* EXERCISE: Copy out each line of the material below that holds the string "Exploded".

* RECORD EXTRACTS:
>> BEGIN
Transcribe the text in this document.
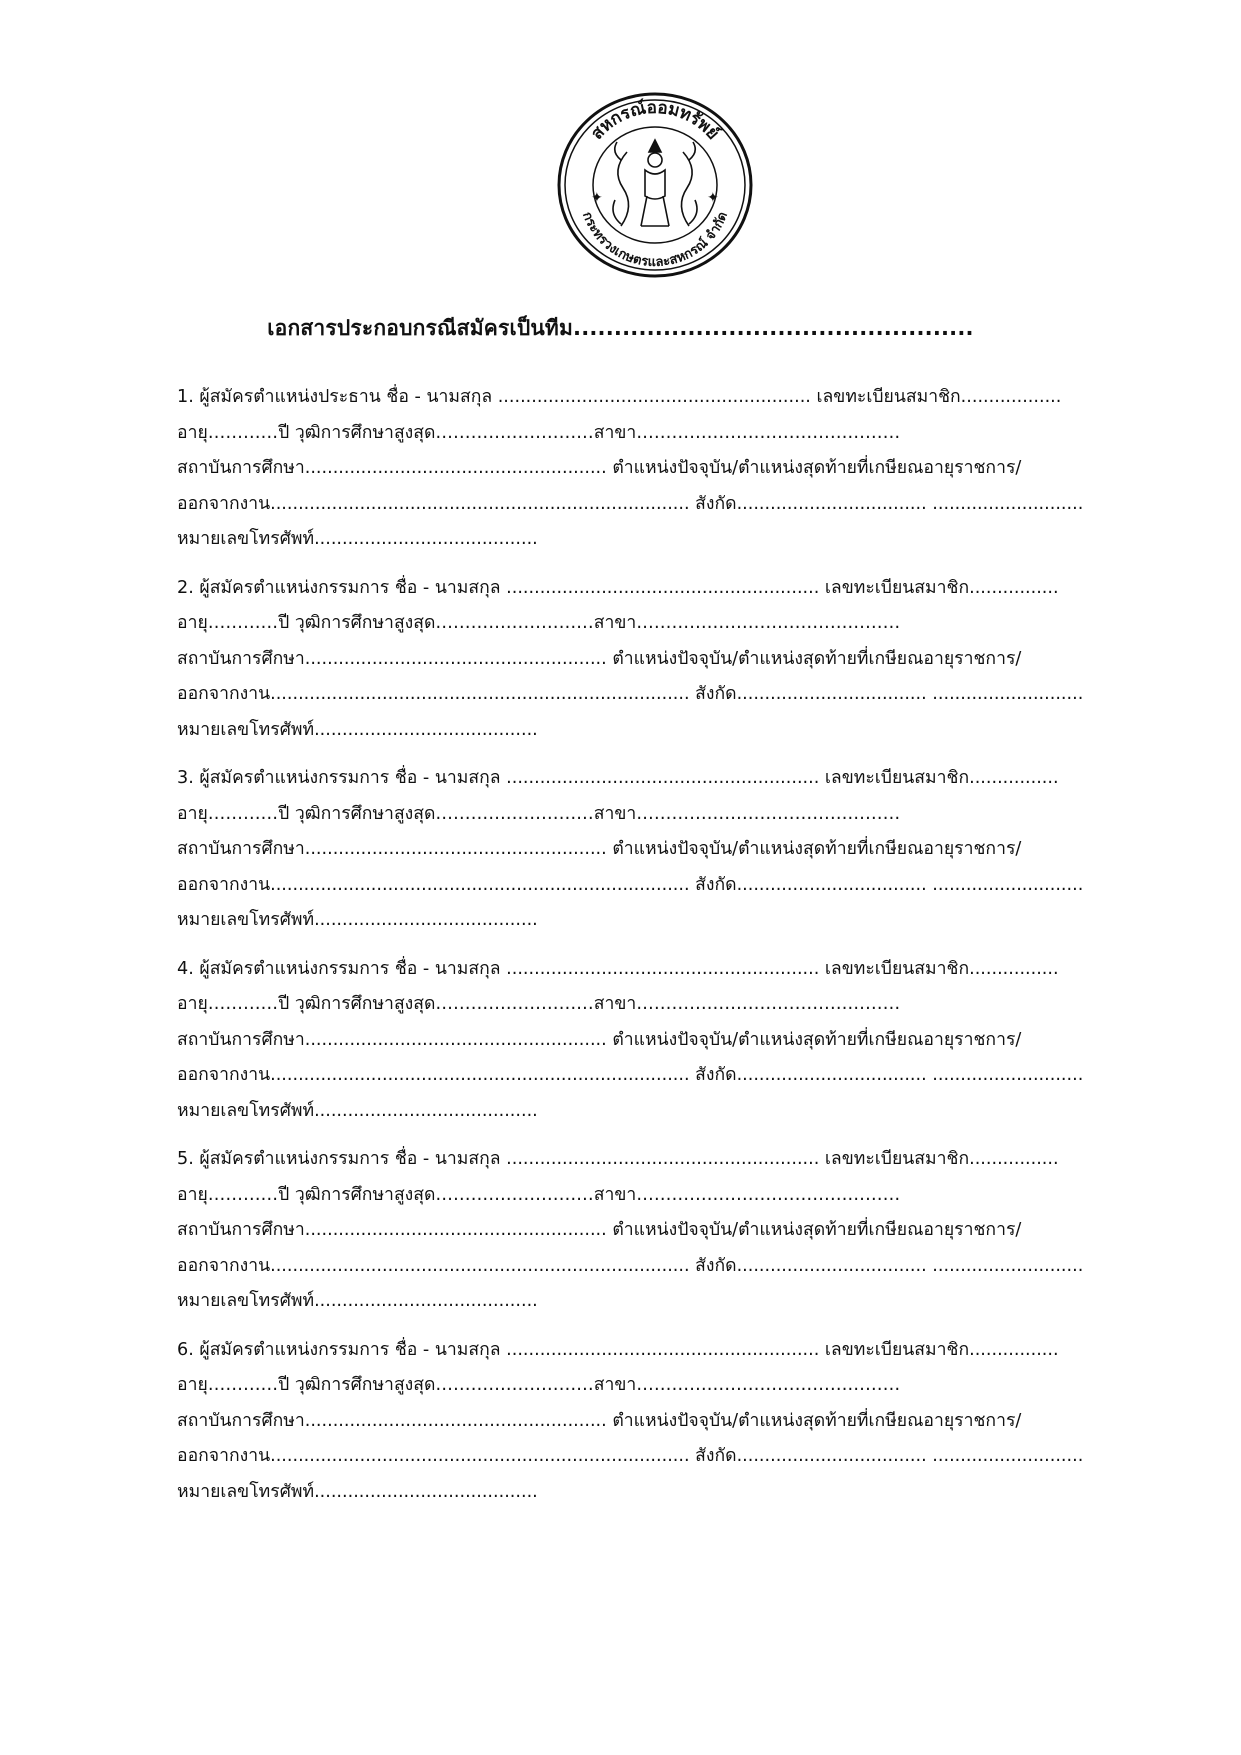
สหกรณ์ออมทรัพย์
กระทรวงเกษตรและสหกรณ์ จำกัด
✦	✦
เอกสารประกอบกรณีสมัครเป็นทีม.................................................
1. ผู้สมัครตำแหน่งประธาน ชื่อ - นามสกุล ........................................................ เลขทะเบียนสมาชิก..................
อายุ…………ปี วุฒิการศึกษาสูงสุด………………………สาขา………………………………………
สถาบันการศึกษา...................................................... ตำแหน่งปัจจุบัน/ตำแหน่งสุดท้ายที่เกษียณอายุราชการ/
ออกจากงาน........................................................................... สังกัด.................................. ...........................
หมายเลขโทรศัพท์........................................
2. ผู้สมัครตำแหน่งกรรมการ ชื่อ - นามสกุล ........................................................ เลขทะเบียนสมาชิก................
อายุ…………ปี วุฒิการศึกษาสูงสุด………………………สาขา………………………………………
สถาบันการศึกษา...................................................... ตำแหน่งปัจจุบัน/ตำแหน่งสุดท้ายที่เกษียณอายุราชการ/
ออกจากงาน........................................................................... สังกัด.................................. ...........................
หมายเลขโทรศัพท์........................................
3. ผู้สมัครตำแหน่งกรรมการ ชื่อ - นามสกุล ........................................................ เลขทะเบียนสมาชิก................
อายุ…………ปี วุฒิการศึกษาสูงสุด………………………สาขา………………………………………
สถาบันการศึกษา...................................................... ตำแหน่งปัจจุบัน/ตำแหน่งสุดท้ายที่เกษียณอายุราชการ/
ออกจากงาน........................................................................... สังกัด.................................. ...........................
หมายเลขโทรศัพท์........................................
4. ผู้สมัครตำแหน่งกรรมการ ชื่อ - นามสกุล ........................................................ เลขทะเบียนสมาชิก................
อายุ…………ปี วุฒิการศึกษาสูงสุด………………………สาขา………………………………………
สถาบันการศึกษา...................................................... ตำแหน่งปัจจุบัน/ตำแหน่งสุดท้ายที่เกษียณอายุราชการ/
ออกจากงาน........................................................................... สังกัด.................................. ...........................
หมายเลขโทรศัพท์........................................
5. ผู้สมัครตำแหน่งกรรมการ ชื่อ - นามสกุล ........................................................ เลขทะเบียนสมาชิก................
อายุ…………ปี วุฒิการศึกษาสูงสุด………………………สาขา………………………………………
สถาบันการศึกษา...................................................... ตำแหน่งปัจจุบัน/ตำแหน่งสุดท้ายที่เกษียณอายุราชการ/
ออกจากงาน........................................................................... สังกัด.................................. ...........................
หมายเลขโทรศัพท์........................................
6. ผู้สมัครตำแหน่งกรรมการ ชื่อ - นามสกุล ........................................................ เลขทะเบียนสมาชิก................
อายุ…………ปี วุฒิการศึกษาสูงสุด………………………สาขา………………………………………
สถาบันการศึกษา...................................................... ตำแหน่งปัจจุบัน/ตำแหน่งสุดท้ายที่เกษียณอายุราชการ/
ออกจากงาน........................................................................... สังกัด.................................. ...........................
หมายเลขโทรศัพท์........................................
>> END
>> BEGIN
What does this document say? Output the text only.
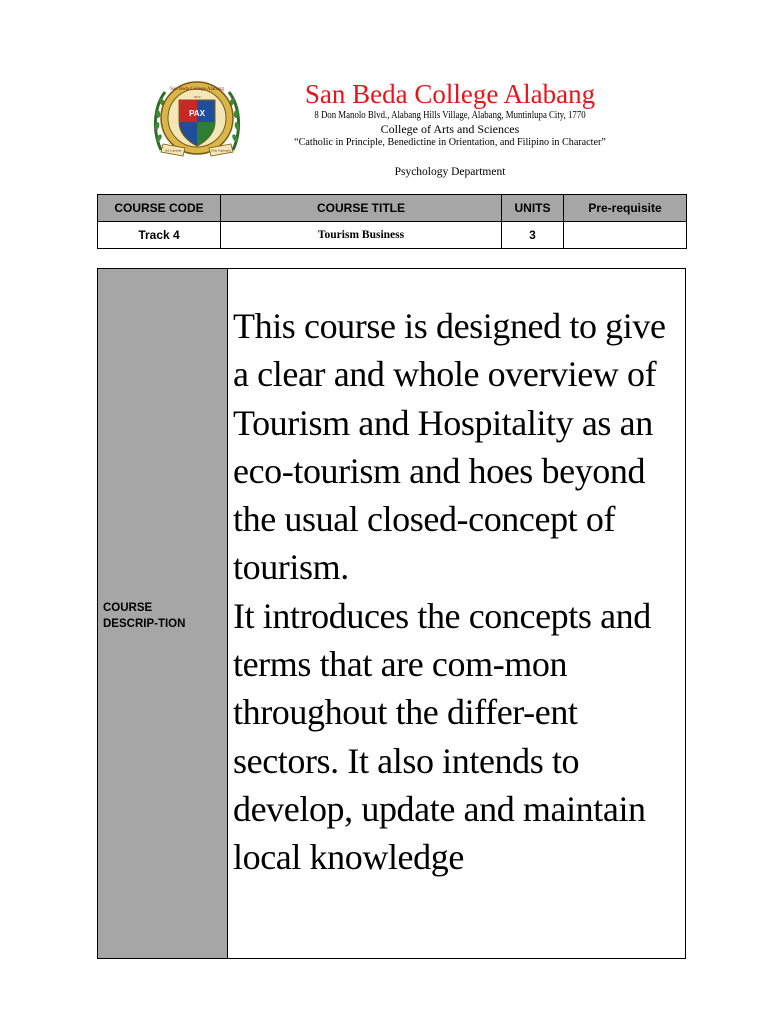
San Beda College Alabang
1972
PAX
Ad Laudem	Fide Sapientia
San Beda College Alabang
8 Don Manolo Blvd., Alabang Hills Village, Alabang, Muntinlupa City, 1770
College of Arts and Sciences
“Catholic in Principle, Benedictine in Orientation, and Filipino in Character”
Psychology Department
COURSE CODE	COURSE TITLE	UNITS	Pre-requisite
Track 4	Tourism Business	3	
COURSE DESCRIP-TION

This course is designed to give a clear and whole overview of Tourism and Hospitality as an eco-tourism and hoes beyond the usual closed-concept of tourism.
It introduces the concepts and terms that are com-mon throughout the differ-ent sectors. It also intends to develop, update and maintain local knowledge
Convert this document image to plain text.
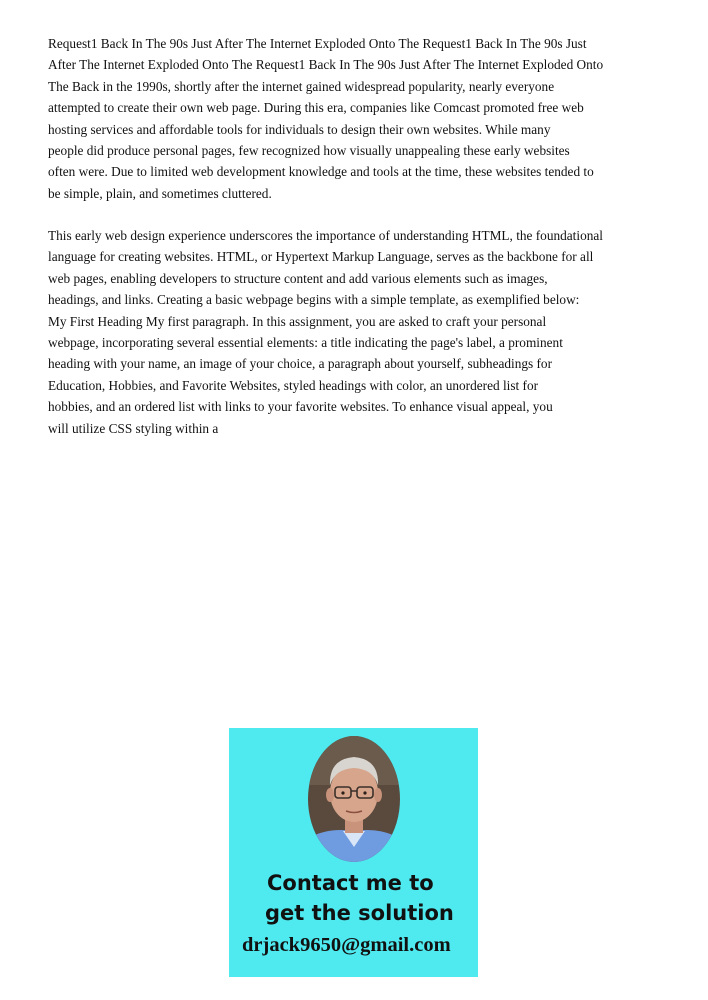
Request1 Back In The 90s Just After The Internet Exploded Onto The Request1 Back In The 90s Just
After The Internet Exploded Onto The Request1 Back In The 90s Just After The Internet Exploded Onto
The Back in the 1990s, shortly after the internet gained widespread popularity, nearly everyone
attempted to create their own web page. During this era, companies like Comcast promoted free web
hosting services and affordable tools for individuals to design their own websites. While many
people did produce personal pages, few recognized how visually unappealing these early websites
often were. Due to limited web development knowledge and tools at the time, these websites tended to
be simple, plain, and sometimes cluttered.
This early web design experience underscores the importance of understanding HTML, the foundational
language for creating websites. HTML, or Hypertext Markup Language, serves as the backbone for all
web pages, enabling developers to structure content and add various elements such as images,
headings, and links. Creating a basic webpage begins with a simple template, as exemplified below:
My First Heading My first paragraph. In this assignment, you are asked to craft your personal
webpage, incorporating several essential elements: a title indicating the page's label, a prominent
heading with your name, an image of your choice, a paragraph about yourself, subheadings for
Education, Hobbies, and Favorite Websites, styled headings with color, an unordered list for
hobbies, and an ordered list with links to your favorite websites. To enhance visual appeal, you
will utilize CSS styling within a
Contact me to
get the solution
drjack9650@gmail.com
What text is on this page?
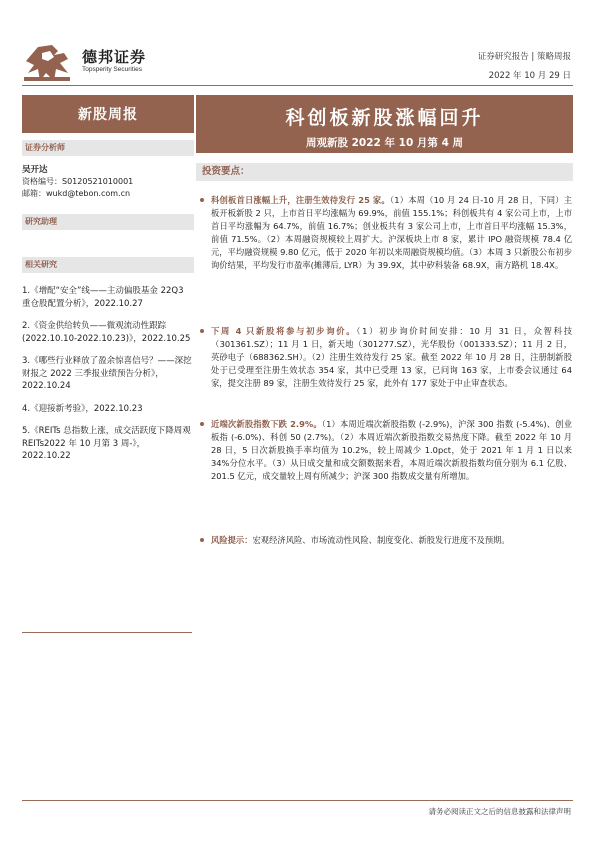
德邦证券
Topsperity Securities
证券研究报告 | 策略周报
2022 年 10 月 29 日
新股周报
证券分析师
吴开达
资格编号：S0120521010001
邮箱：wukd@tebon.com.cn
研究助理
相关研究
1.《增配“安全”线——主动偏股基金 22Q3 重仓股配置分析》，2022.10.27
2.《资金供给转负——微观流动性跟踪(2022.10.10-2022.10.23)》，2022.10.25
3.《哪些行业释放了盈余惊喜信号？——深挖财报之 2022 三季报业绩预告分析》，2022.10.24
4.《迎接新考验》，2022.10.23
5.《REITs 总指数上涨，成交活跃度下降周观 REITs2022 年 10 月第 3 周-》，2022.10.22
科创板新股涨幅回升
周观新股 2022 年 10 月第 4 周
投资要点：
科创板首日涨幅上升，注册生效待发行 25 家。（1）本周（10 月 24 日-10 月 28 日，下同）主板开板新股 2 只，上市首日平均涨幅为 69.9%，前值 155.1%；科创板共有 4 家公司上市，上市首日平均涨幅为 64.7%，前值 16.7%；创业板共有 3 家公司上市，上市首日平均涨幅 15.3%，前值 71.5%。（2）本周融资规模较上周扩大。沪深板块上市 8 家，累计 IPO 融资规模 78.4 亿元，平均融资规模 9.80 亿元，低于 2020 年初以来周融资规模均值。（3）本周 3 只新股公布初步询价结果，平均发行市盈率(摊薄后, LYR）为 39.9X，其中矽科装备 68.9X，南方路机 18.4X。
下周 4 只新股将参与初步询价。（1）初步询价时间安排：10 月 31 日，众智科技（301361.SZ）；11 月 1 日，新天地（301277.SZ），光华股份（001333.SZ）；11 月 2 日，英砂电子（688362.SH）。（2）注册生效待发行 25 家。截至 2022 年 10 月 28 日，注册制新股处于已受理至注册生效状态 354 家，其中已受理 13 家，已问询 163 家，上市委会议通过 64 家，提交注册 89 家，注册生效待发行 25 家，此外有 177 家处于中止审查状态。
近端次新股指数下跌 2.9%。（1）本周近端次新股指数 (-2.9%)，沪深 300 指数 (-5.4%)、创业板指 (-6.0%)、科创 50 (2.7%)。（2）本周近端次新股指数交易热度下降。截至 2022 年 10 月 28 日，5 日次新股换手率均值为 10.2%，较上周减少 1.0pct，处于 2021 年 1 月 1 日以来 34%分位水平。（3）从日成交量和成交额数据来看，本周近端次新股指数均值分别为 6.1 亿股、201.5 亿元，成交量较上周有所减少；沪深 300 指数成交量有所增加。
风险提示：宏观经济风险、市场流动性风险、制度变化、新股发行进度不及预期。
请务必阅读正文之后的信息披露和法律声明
>> END
>> BEGIN
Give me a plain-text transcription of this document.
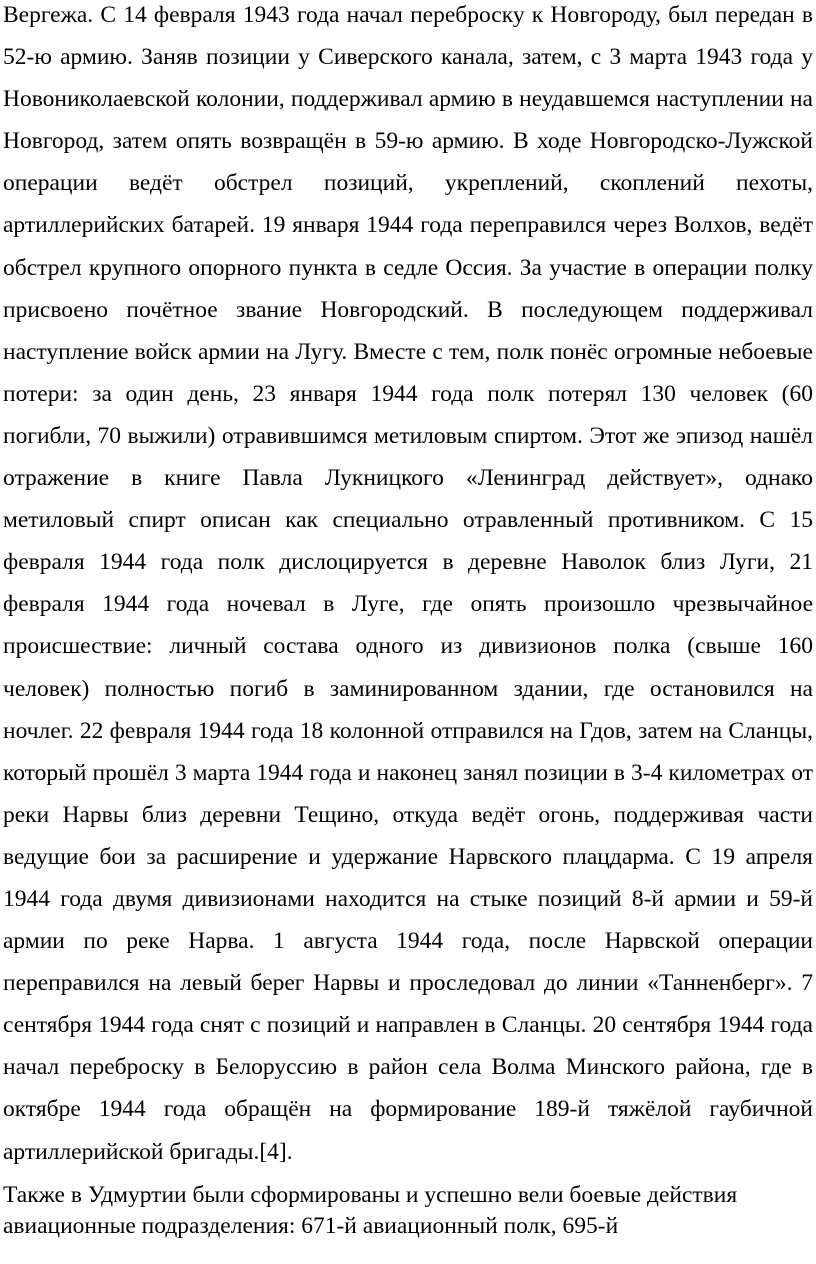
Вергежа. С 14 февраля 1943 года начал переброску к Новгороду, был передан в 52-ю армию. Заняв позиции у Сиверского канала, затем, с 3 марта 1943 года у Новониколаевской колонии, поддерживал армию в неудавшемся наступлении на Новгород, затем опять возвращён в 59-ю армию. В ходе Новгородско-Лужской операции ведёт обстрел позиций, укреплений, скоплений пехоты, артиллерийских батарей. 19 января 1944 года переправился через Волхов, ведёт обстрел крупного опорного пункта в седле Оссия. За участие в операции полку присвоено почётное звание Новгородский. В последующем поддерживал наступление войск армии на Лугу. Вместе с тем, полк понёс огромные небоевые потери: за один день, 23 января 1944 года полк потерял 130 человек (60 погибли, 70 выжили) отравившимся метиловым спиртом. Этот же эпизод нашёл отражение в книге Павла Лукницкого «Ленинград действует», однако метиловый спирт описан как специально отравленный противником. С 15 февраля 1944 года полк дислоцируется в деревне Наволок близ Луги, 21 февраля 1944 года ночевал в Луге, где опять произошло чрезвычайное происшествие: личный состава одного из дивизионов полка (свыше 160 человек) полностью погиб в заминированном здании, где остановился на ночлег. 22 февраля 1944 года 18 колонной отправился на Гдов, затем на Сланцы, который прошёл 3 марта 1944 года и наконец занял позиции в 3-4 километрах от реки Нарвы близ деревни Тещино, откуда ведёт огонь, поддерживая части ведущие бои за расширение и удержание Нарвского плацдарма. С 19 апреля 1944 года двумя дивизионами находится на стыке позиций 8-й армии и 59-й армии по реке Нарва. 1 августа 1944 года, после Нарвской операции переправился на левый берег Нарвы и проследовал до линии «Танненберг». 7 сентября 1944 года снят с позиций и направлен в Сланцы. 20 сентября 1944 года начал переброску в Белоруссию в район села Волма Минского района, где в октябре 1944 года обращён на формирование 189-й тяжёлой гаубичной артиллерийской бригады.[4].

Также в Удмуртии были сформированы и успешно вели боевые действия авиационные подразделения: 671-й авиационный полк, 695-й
>> END
* FINAL RESULT:
Request1 Back In The 90s Just After The Internet Exploded Onto The Request1 Back In The 90s Just
After The Internet Exploded Onto The Request1 Back In The 90s Just After The Internet Exploded Onto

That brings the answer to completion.